Stated task: Copy each line of the records that holds the string "solid".

Listed records:
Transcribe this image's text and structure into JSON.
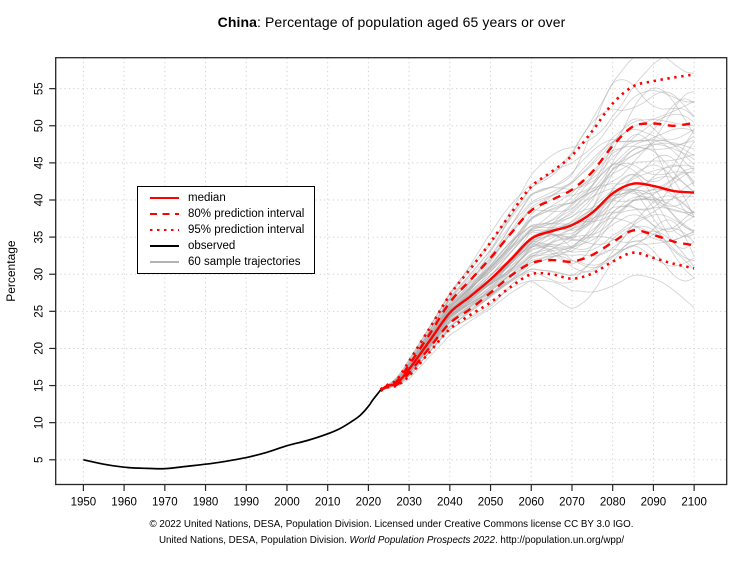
{
  "title": {
    "bold": "China",
    "rest": ": Percentage of population aged 65 years or over"
  },
  "legend": {
    "entries": [
      {
        "label": "median",
        "style": "red-solid"
      },
      {
        "label": "80% prediction interval",
        "style": "red-dashed"
      },
      {
        "label": "95% prediction interval",
        "style": "red-dotted"
      },
      {
        "label": "observed",
        "style": "black-solid"
      },
      {
        "label": "60 sample trajectories",
        "style": "gray-solid"
      }
    ]
  },
  "footer": {
    "line1": "© 2022 United Nations, DESA, Population Division. Licensed under Creative Commons license CC BY 3.0 IGO.",
    "line2_prefix": "United Nations, DESA, Population Division. ",
    "line2_italic": "World Population Prospects 2022",
    "line2_suffix": ". http://population.un.org/wpp/"
  },
  "colors": {
    "projection_red": "#ff0000",
    "observed_black": "#000000",
    "trajectory_gray": "#aaaaaa",
    "grid_gray": "#cfcfcf",
    "axis": "#262626"
  },
  "chart_data": {
    "type": "line",
    "title": "China: Percentage of population aged 65 years or over",
    "xlabel": "",
    "ylabel": "Percentage",
    "xlim": [
      1943.2,
      2108
    ],
    "ylim": [
      1.67,
      59.17
    ],
    "x_ticks": [
      1950,
      1960,
      1970,
      1980,
      1990,
      2000,
      2010,
      2020,
      2030,
      2040,
      2050,
      2060,
      2070,
      2080,
      2090,
      2100
    ],
    "y_ticks": [
      5,
      10,
      15,
      20,
      25,
      30,
      35,
      40,
      45,
      50,
      55
    ],
    "grid": true,
    "legend_position": "left-middle",
    "series": [
      {
        "name": "observed",
        "style": "solid",
        "color": "#000000",
        "width": 1.7,
        "x": [
          1950,
          1955,
          1960,
          1965,
          1970,
          1975,
          1980,
          1985,
          1990,
          1995,
          2000,
          2005,
          2010,
          2013,
          2016,
          2018,
          2020,
          2021,
          2022,
          2023
        ],
        "y": [
          5.0,
          4.4,
          4.0,
          3.85,
          3.8,
          4.1,
          4.4,
          4.8,
          5.3,
          6.0,
          6.9,
          7.6,
          8.5,
          9.2,
          10.2,
          11.0,
          12.2,
          13.0,
          13.7,
          14.4
        ]
      },
      {
        "name": "median",
        "style": "solid",
        "color": "#ff0000",
        "width": 2.4,
        "x": [
          2023,
          2025,
          2027,
          2030,
          2035,
          2040,
          2045,
          2050,
          2055,
          2060,
          2065,
          2070,
          2075,
          2080,
          2085,
          2090,
          2095,
          2100
        ],
        "y": [
          14.4,
          15.0,
          15.3,
          17.2,
          21.0,
          24.8,
          27.0,
          29.3,
          32.0,
          34.8,
          35.8,
          36.6,
          38.3,
          40.9,
          42.2,
          41.9,
          41.2,
          41.0
        ]
      },
      {
        "name": "upper80",
        "style": "dashed",
        "color": "#ff0000",
        "width": 2.4,
        "x": [
          2023,
          2025,
          2027,
          2030,
          2035,
          2040,
          2045,
          2050,
          2055,
          2060,
          2065,
          2070,
          2075,
          2080,
          2085,
          2090,
          2095,
          2100
        ],
        "y": [
          14.4,
          15.1,
          15.6,
          17.8,
          21.9,
          26.2,
          29.2,
          32.2,
          35.5,
          38.6,
          40.0,
          41.4,
          43.8,
          47.3,
          49.9,
          50.3,
          50.0,
          50.4
        ]
      },
      {
        "name": "lower80",
        "style": "dashed",
        "color": "#ff0000",
        "width": 2.4,
        "x": [
          2023,
          2025,
          2027,
          2030,
          2035,
          2040,
          2045,
          2050,
          2055,
          2060,
          2065,
          2070,
          2075,
          2080,
          2085,
          2090,
          2095,
          2100
        ],
        "y": [
          14.4,
          14.9,
          15.1,
          16.7,
          20.1,
          23.4,
          25.3,
          27.5,
          29.8,
          31.5,
          31.9,
          31.7,
          32.6,
          34.3,
          35.9,
          35.3,
          34.4,
          33.9
        ]
      },
      {
        "name": "upper95",
        "style": "dotted",
        "color": "#ff0000",
        "width": 2.6,
        "x": [
          2023,
          2025,
          2027,
          2030,
          2035,
          2040,
          2045,
          2050,
          2055,
          2060,
          2065,
          2070,
          2075,
          2080,
          2085,
          2090,
          2095,
          2100
        ],
        "y": [
          14.5,
          15.2,
          15.8,
          18.3,
          22.7,
          27.2,
          30.7,
          34.3,
          38.2,
          41.8,
          43.8,
          46.0,
          49.3,
          53.0,
          55.3,
          56.0,
          56.5,
          56.9
        ]
      },
      {
        "name": "lower95",
        "style": "dotted",
        "color": "#ff0000",
        "width": 2.6,
        "x": [
          2023,
          2025,
          2027,
          2030,
          2035,
          2040,
          2045,
          2050,
          2055,
          2060,
          2065,
          2070,
          2075,
          2080,
          2085,
          2090,
          2095,
          2100
        ],
        "y": [
          14.3,
          14.8,
          15.0,
          16.3,
          19.5,
          22.6,
          24.5,
          26.2,
          28.3,
          30.0,
          30.0,
          29.4,
          30.1,
          31.7,
          32.9,
          32.2,
          31.4,
          30.8
        ]
      }
    ],
    "sample_trajectories": {
      "count": 60,
      "seed": 20,
      "color": "#aaaaaa",
      "opacity": 0.5,
      "width": 0.9
    }
  }
}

Reply to the task:
        "style": "red-solid"
        "style": "black-solid"
        "style": "gray-solid"
        "style": "solid",
        "style": "solid",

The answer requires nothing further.